(Box annotation data)
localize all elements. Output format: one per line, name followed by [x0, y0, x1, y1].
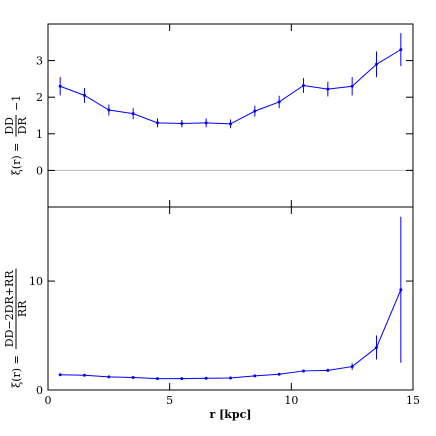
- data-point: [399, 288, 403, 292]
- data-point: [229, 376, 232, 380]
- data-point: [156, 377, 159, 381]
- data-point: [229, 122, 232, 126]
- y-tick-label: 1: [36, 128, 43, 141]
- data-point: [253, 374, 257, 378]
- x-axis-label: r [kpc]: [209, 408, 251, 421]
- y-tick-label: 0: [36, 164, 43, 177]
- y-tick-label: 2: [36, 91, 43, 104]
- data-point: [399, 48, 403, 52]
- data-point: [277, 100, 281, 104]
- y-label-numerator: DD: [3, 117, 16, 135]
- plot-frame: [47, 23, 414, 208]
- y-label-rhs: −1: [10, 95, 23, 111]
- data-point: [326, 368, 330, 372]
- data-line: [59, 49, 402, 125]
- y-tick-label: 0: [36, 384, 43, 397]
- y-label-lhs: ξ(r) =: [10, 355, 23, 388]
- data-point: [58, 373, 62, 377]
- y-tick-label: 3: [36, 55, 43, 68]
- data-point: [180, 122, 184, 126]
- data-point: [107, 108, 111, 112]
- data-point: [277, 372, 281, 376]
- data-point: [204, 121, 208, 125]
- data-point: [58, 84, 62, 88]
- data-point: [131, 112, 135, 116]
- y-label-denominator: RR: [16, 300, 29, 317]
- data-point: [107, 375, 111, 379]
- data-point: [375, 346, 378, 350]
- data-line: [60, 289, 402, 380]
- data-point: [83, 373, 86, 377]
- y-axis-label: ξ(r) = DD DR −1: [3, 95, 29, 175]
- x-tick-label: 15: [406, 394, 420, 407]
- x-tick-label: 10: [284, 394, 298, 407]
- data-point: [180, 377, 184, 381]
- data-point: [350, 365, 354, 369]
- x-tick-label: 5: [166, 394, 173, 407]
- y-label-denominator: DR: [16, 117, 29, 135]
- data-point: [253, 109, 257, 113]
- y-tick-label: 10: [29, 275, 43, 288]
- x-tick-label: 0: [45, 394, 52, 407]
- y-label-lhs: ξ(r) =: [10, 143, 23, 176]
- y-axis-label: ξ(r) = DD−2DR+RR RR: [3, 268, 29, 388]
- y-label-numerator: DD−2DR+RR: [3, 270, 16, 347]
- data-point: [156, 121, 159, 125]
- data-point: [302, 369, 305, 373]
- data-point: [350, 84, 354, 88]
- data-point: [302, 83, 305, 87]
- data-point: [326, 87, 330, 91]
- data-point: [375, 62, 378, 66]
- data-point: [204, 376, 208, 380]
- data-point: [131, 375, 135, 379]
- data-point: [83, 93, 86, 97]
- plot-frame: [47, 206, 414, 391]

→ **YOUR GOAL**
Write out the lines above exactly as they stand, from first to last, leaving out the pictures.

→ **SOLUTION**
localize all elements. Output format: one per line, name followed by [x0, y0, x1, y1].
- data-point: [399, 288, 403, 292]
- data-point: [229, 376, 232, 380]
- data-point: [156, 377, 159, 381]
- data-point: [229, 122, 232, 126]
- y-tick-label: 1: [36, 128, 43, 141]
- data-point: [253, 374, 257, 378]
- x-axis-label: r [kpc]: [209, 408, 251, 421]
- y-tick-label: 0: [36, 164, 43, 177]
- y-tick-label: 2: [36, 91, 43, 104]
- data-point: [399, 48, 403, 52]
- data-point: [277, 100, 281, 104]
- y-label-numerator: DD: [3, 117, 16, 135]
- plot-frame: [47, 23, 414, 208]
- y-label-rhs: −1: [10, 95, 23, 111]
- data-point: [326, 368, 330, 372]
- data-line: [59, 49, 402, 125]
- y-tick-label: 0: [36, 384, 43, 397]
- y-label-lhs: ξ(r) =: [10, 355, 23, 388]
- data-point: [58, 373, 62, 377]
- y-tick-label: 3: [36, 55, 43, 68]
- data-point: [180, 122, 184, 126]
- data-point: [107, 108, 111, 112]
- data-point: [277, 372, 281, 376]
- data-point: [204, 121, 208, 125]
- data-point: [58, 84, 62, 88]
- data-point: [131, 112, 135, 116]
- y-label-denominator: RR: [16, 300, 29, 317]
- data-point: [107, 375, 111, 379]
- data-point: [375, 346, 378, 350]
- data-line: [60, 289, 402, 380]
- data-point: [83, 373, 86, 377]
- y-axis-label: ξ(r) = DD DR −1: [3, 95, 29, 175]
- x-tick-label: 15: [406, 394, 420, 407]
- x-tick-label: 10: [284, 394, 298, 407]
- data-point: [180, 377, 184, 381]
- data-point: [350, 365, 354, 369]
- x-tick-label: 5: [166, 394, 173, 407]
- y-label-denominator: DR: [16, 117, 29, 135]
- data-point: [253, 109, 257, 113]
- y-tick-label: 10: [29, 275, 43, 288]
- x-tick-label: 0: [45, 394, 52, 407]
- y-label-lhs: ξ(r) =: [10, 143, 23, 176]
- y-axis-label: ξ(r) = DD−2DR+RR RR: [3, 268, 29, 388]
- y-label-numerator: DD−2DR+RR: [3, 270, 16, 347]
- data-point: [156, 121, 159, 125]
- data-point: [302, 369, 305, 373]
- data-point: [350, 84, 354, 88]
- data-point: [302, 83, 305, 87]
- data-point: [326, 87, 330, 91]
- data-point: [375, 62, 378, 66]
- data-point: [204, 376, 208, 380]
- data-point: [131, 375, 135, 379]
- data-point: [83, 93, 86, 97]
- plot-frame: [47, 206, 414, 391]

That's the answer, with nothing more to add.